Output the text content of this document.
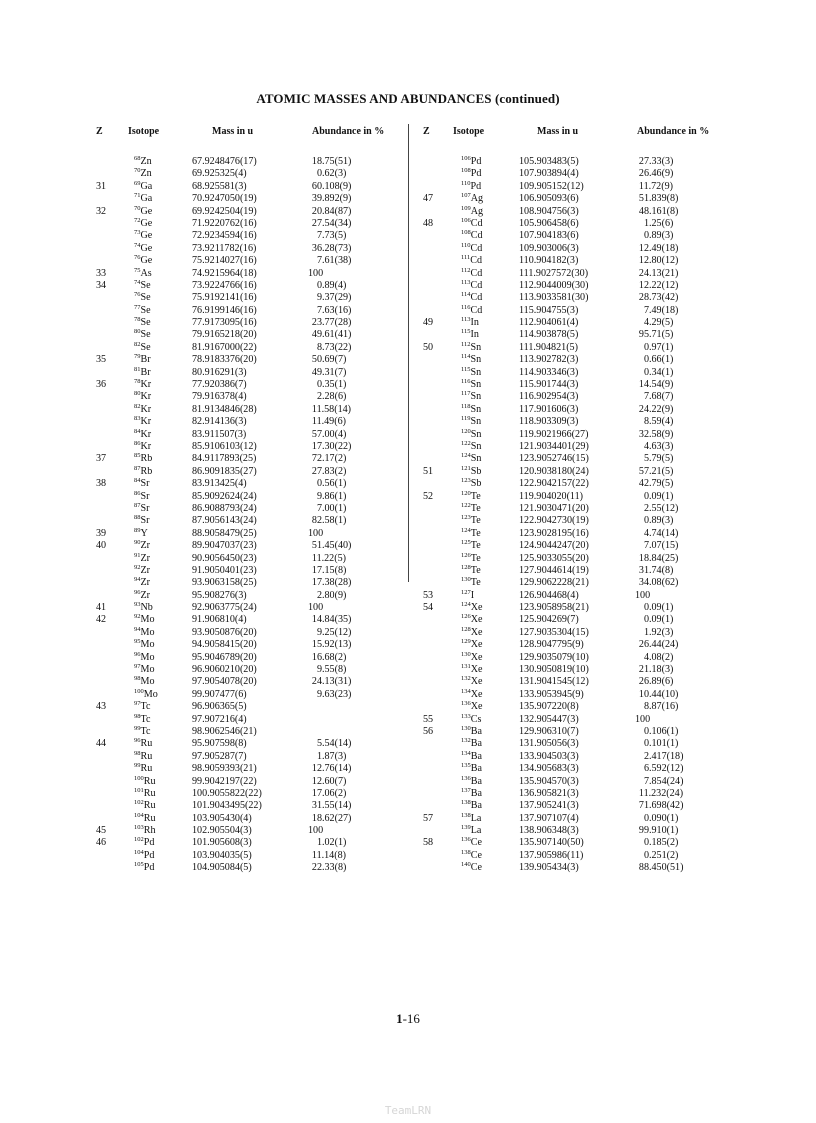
ATOMIC MASSES AND ABUNDANCES (continued)
Z	Isotope	Mass in u	Abundance in %	Z Isotope	Mass in u	Abundance in %
$^{68}$Zn	67.9248476(17)	18.75(51)
$^{70}$Zn	69.925325(4)	0.62(3)
31	$^{69}$Ga	68.925581(3)	60.108(9)
$^{71}$Ga	70.9247050(19)	39.892(9)
32	$^{70}$Ge	69.9242504(19)	20.84(87)
$^{72}$Ge	71.9220762(16)	27.54(34)
$^{73}$Ge	72.9234594(16)	7.73(5)
$^{74}$Ge	73.9211782(16)	36.28(73)
$^{76}$Ge	75.9214027(16)	7.61(38)
33	$^{75}$As	74.9215964(18)	100
34	$^{74}$Se	73.9224766(16)	0.89(4)
$^{76}$Se	75.9192141(16)	9.37(29)
$^{77}$Se	76.9199146(16)	7.63(16)
$^{78}$Se	77.9173095(16)	23.77(28)
$^{80}$Se	79.9165218(20)	49.61(41)
$^{82}$Se	81.9167000(22)	8.73(22)
35	$^{79}$Br	78.9183376(20)	50.69(7)
$^{81}$Br	80.916291(3)	49.31(7)
36	$^{78}$Kr	77.920386(7)	0.35(1)
$^{80}$Kr	79.916378(4)	2.28(6)
$^{82}$Kr	81.9134846(28)	11.58(14)
$^{83}$Kr	82.914136(3)	11.49(6)
$^{84}$Kr	83.911507(3)	57.00(4)
$^{86}$Kr	85.9106103(12)	17.30(22)
37	$^{85}$Rb	84.9117893(25)	72.17(2)
$^{87}$Rb	86.9091835(27)	27.83(2)
38	$^{84}$Sr	83.913425(4)	0.56(1)
$^{86}$Sr	85.9092624(24)	9.86(1)
$^{87}$Sr	86.9088793(24)	7.00(1)
$^{88}$Sr	87.9056143(24)	82.58(1)
39	$^{89}$Y	88.9058479(25)	100
40	$^{90}$Zr	89.9047037(23)	51.45(40)
$^{91}$Zr	90.9056450(23)	11.22(5)
$^{92}$Zr	91.9050401(23)	17.15(8)
$^{94}$Zr	93.9063158(25)	17.38(28)
$^{96}$Zr	95.908276(3)	2.80(9)
41	$^{93}$Nb	92.9063775(24)	100
42	$^{92}$Mo	91.906810(4)	14.84(35)
$^{94}$Mo	93.9050876(20)	9.25(12)
$^{95}$Mo	94.9058415(20)	15.92(13)
$^{96}$Mo	95.9046789(20)	16.68(2)
$^{97}$Mo	96.9060210(20)	9.55(8)
$^{98}$Mo	97.9054078(20)	24.13(31)
$^{100}$Mo	99.907477(6)	9.63(23)
43	$^{97}$Tc	96.906365(5)
$^{98}$Tc	97.907216(4)
$^{99}$Tc	98.9062546(21)
44	$^{96}$Ru	95.907598(8)	5.54(14)
$^{98}$Ru	97.905287(7)	1.87(3)
$^{99}$Ru	98.9059393(21)	12.76(14)
$^{100}$Ru	99.9042197(22)	12.60(7)
$^{101}$Ru	100.9055822(22)	17.06(2)
$^{102}$Ru	101.9043495(22)	31.55(14)
$^{104}$Ru	103.905430(4)	18.62(27)
45	$^{103}$Rh	102.905504(3)	100
46	$^{102}$Pd	101.905608(3)	1.02(1)
$^{104}$Pd	103.904035(5)	11.14(8)
$^{105}$Pd	104.905084(5)	22.33(8)
$^{106}$Pd	105.903483(5)	27.33(3)
$^{108}$Pd	107.903894(4)	26.46(9)
$^{110}$Pd	109.905152(12)	11.72(9)
47	$^{107}$Ag	106.905093(6)	51.839(8)
$^{109}$Ag	108.904756(3)	48.161(8)
48	$^{106}$Cd	105.906458(6)	1.25(6)
$^{108}$Cd	107.904183(6)	0.89(3)
$^{110}$Cd	109.903006(3)	12.49(18)
$^{111}$Cd	110.904182(3)	12.80(12)
$^{112}$Cd	111.9027572(30)	24.13(21)
$^{113}$Cd	112.9044009(30)	12.22(12)
$^{114}$Cd	113.9033581(30)	28.73(42)
$^{116}$Cd	115.904755(3)	7.49(18)
49	$^{113}$In	112.904061(4)	4.29(5)
$^{115}$In	114.903878(5)	95.71(5)
50	$^{112}$Sn	111.904821(5)	0.97(1)
$^{114}$Sn	113.902782(3)	0.66(1)
$^{115}$Sn	114.903346(3)	0.34(1)
$^{116}$Sn	115.901744(3)	14.54(9)
$^{117}$Sn	116.902954(3)	7.68(7)
$^{118}$Sn	117.901606(3)	24.22(9)
$^{119}$Sn	118.903309(3)	8.59(4)
$^{120}$Sn	119.9021966(27)	32.58(9)
$^{122}$Sn	121.9034401(29)	4.63(3)
$^{124}$Sn	123.9052746(15)	5.79(5)
51	$^{121}$Sb	120.9038180(24)	57.21(5)
$^{123}$Sb	122.9042157(22)	42.79(5)
52	$^{120}$Te	119.904020(11)	0.09(1)
$^{122}$Te	121.9030471(20)	2.55(12)
$^{123}$Te	122.9042730(19)	0.89(3)
$^{124}$Te	123.9028195(16)	4.74(14)
$^{125}$Te	124.9044247(20)	7.07(15)
$^{126}$Te	125.9033055(20)	18.84(25)
$^{128}$Te	127.9044614(19)	31.74(8)
$^{130}$Te	129.9062228(21)	34.08(62)
53	$^{127}$I	126.904468(4)	100
54	$^{124}$Xe	123.9058958(21)	0.09(1)
$^{126}$Xe	125.904269(7)	0.09(1)
$^{128}$Xe	127.9035304(15)	1.92(3)
$^{129}$Xe	128.9047795(9)	26.44(24)
$^{130}$Xe	129.9035079(10)	4.08(2)
$^{131}$Xe	130.9050819(10)	21.18(3)
$^{132}$Xe	131.9041545(12)	26.89(6)
$^{134}$Xe	133.9053945(9)	10.44(10)
$^{136}$Xe	135.907220(8)	8.87(16)
55	$^{133}$Cs	132.905447(3)	100
56	$^{130}$Ba	129.906310(7)	0.106(1)
$^{132}$Ba	131.905056(3)	0.101(1)
$^{134}$Ba	133.904503(3)	2.417(18)
$^{135}$Ba	134.905683(3)	6.592(12)
$^{136}$Ba	135.904570(3)	7.854(24)
$^{137}$Ba	136.905821(3)	11.232(24)
$^{138}$Ba	137.905241(3)	71.698(42)
57	$^{138}$La	137.907107(4)	0.090(1)
$^{139}$La	138.906348(3)	99.910(1)
58	$^{136}$Ce	135.907140(50)	0.185(2)
$^{138}$Ce	137.905986(11)	0.251(2)
$^{140}$Ce	139.905434(3)	88.450(51)
1-16
TeamLRN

◇ ◇ ◇ ◇ ◇ ◇ ◇

The exercise = The records above must be printed exactly; the pictures stay out.

Final answer =
Output the text content of this document.
ATOMIC MASSES AND ABUNDANCES (continued)
Z	Isotope	Mass in u	Abundance in %	Z Isotope	Mass in u	Abundance in %
$^{68}$Zn	67.9248476(17)	18.75(51)
$^{70}$Zn	69.925325(4)	0.62(3)
31	$^{69}$Ga	68.925581(3)	60.108(9)
$^{71}$Ga	70.9247050(19)	39.892(9)
32	$^{70}$Ge	69.9242504(19)	20.84(87)
$^{72}$Ge	71.9220762(16)	27.54(34)
$^{73}$Ge	72.9234594(16)	7.73(5)
$^{74}$Ge	73.9211782(16)	36.28(73)
$^{76}$Ge	75.9214027(16)	7.61(38)
33	$^{75}$As	74.9215964(18)	100
34	$^{74}$Se	73.9224766(16)	0.89(4)
$^{76}$Se	75.9192141(16)	9.37(29)
$^{77}$Se	76.9199146(16)	7.63(16)
$^{78}$Se	77.9173095(16)	23.77(28)
$^{80}$Se	79.9165218(20)	49.61(41)
$^{82}$Se	81.9167000(22)	8.73(22)
35	$^{79}$Br	78.9183376(20)	50.69(7)
$^{81}$Br	80.916291(3)	49.31(7)
36	$^{78}$Kr	77.920386(7)	0.35(1)
$^{80}$Kr	79.916378(4)	2.28(6)
$^{82}$Kr	81.9134846(28)	11.58(14)
$^{83}$Kr	82.914136(3)	11.49(6)
$^{84}$Kr	83.911507(3)	57.00(4)
$^{86}$Kr	85.9106103(12)	17.30(22)
37	$^{85}$Rb	84.9117893(25)	72.17(2)
$^{87}$Rb	86.9091835(27)	27.83(2)
38	$^{84}$Sr	83.913425(4)	0.56(1)
$^{86}$Sr	85.9092624(24)	9.86(1)
$^{87}$Sr	86.9088793(24)	7.00(1)
$^{88}$Sr	87.9056143(24)	82.58(1)
39	$^{89}$Y	88.9058479(25)	100
40	$^{90}$Zr	89.9047037(23)	51.45(40)
$^{91}$Zr	90.9056450(23)	11.22(5)
$^{92}$Zr	91.9050401(23)	17.15(8)
$^{94}$Zr	93.9063158(25)	17.38(28)
$^{96}$Zr	95.908276(3)	2.80(9)
41	$^{93}$Nb	92.9063775(24)	100
42	$^{92}$Mo	91.906810(4)	14.84(35)
$^{94}$Mo	93.9050876(20)	9.25(12)
$^{95}$Mo	94.9058415(20)	15.92(13)
$^{96}$Mo	95.9046789(20)	16.68(2)
$^{97}$Mo	96.9060210(20)	9.55(8)
$^{98}$Mo	97.9054078(20)	24.13(31)
$^{100}$Mo	99.907477(6)	9.63(23)
43	$^{97}$Tc	96.906365(5)
$^{98}$Tc	97.907216(4)
$^{99}$Tc	98.9062546(21)
44	$^{96}$Ru	95.907598(8)	5.54(14)
$^{98}$Ru	97.905287(7)	1.87(3)
$^{99}$Ru	98.9059393(21)	12.76(14)
$^{100}$Ru	99.9042197(22)	12.60(7)
$^{101}$Ru	100.9055822(22)	17.06(2)
$^{102}$Ru	101.9043495(22)	31.55(14)
$^{104}$Ru	103.905430(4)	18.62(27)
45	$^{103}$Rh	102.905504(3)	100
46	$^{102}$Pd	101.905608(3)	1.02(1)
$^{104}$Pd	103.904035(5)	11.14(8)
$^{105}$Pd	104.905084(5)	22.33(8)
$^{106}$Pd	105.903483(5)	27.33(3)
$^{108}$Pd	107.903894(4)	26.46(9)
$^{110}$Pd	109.905152(12)	11.72(9)
47	$^{107}$Ag	106.905093(6)	51.839(8)
$^{109}$Ag	108.904756(3)	48.161(8)
48	$^{106}$Cd	105.906458(6)	1.25(6)
$^{108}$Cd	107.904183(6)	0.89(3)
$^{110}$Cd	109.903006(3)	12.49(18)
$^{111}$Cd	110.904182(3)	12.80(12)
$^{112}$Cd	111.9027572(30)	24.13(21)
$^{113}$Cd	112.9044009(30)	12.22(12)
$^{114}$Cd	113.9033581(30)	28.73(42)
$^{116}$Cd	115.904755(3)	7.49(18)
49	$^{113}$In	112.904061(4)	4.29(5)
$^{115}$In	114.903878(5)	95.71(5)
50	$^{112}$Sn	111.904821(5)	0.97(1)
$^{114}$Sn	113.902782(3)	0.66(1)
$^{115}$Sn	114.903346(3)	0.34(1)
$^{116}$Sn	115.901744(3)	14.54(9)
$^{117}$Sn	116.902954(3)	7.68(7)
$^{118}$Sn	117.901606(3)	24.22(9)
$^{119}$Sn	118.903309(3)	8.59(4)
$^{120}$Sn	119.9021966(27)	32.58(9)
$^{122}$Sn	121.9034401(29)	4.63(3)
$^{124}$Sn	123.9052746(15)	5.79(5)
51	$^{121}$Sb	120.9038180(24)	57.21(5)
$^{123}$Sb	122.9042157(22)	42.79(5)
52	$^{120}$Te	119.904020(11)	0.09(1)
$^{122}$Te	121.9030471(20)	2.55(12)
$^{123}$Te	122.9042730(19)	0.89(3)
$^{124}$Te	123.9028195(16)	4.74(14)
$^{125}$Te	124.9044247(20)	7.07(15)
$^{126}$Te	125.9033055(20)	18.84(25)
$^{128}$Te	127.9044614(19)	31.74(8)
$^{130}$Te	129.9062228(21)	34.08(62)
53	$^{127}$I	126.904468(4)	100
54	$^{124}$Xe	123.9058958(21)	0.09(1)
$^{126}$Xe	125.904269(7)	0.09(1)
$^{128}$Xe	127.9035304(15)	1.92(3)
$^{129}$Xe	128.9047795(9)	26.44(24)
$^{130}$Xe	129.9035079(10)	4.08(2)
$^{131}$Xe	130.9050819(10)	21.18(3)
$^{132}$Xe	131.9041545(12)	26.89(6)
$^{134}$Xe	133.9053945(9)	10.44(10)
$^{136}$Xe	135.907220(8)	8.87(16)
55	$^{133}$Cs	132.905447(3)	100
56	$^{130}$Ba	129.906310(7)	0.106(1)
$^{132}$Ba	131.905056(3)	0.101(1)
$^{134}$Ba	133.904503(3)	2.417(18)
$^{135}$Ba	134.905683(3)	6.592(12)
$^{136}$Ba	135.904570(3)	7.854(24)
$^{137}$Ba	136.905821(3)	11.232(24)
$^{138}$Ba	137.905241(3)	71.698(42)
57	$^{138}$La	137.907107(4)	0.090(1)
$^{139}$La	138.906348(3)	99.910(1)
58	$^{136}$Ce	135.907140(50)	0.185(2)
$^{138}$Ce	137.905986(11)	0.251(2)
$^{140}$Ce	139.905434(3)	88.450(51)
1-16
TeamLRN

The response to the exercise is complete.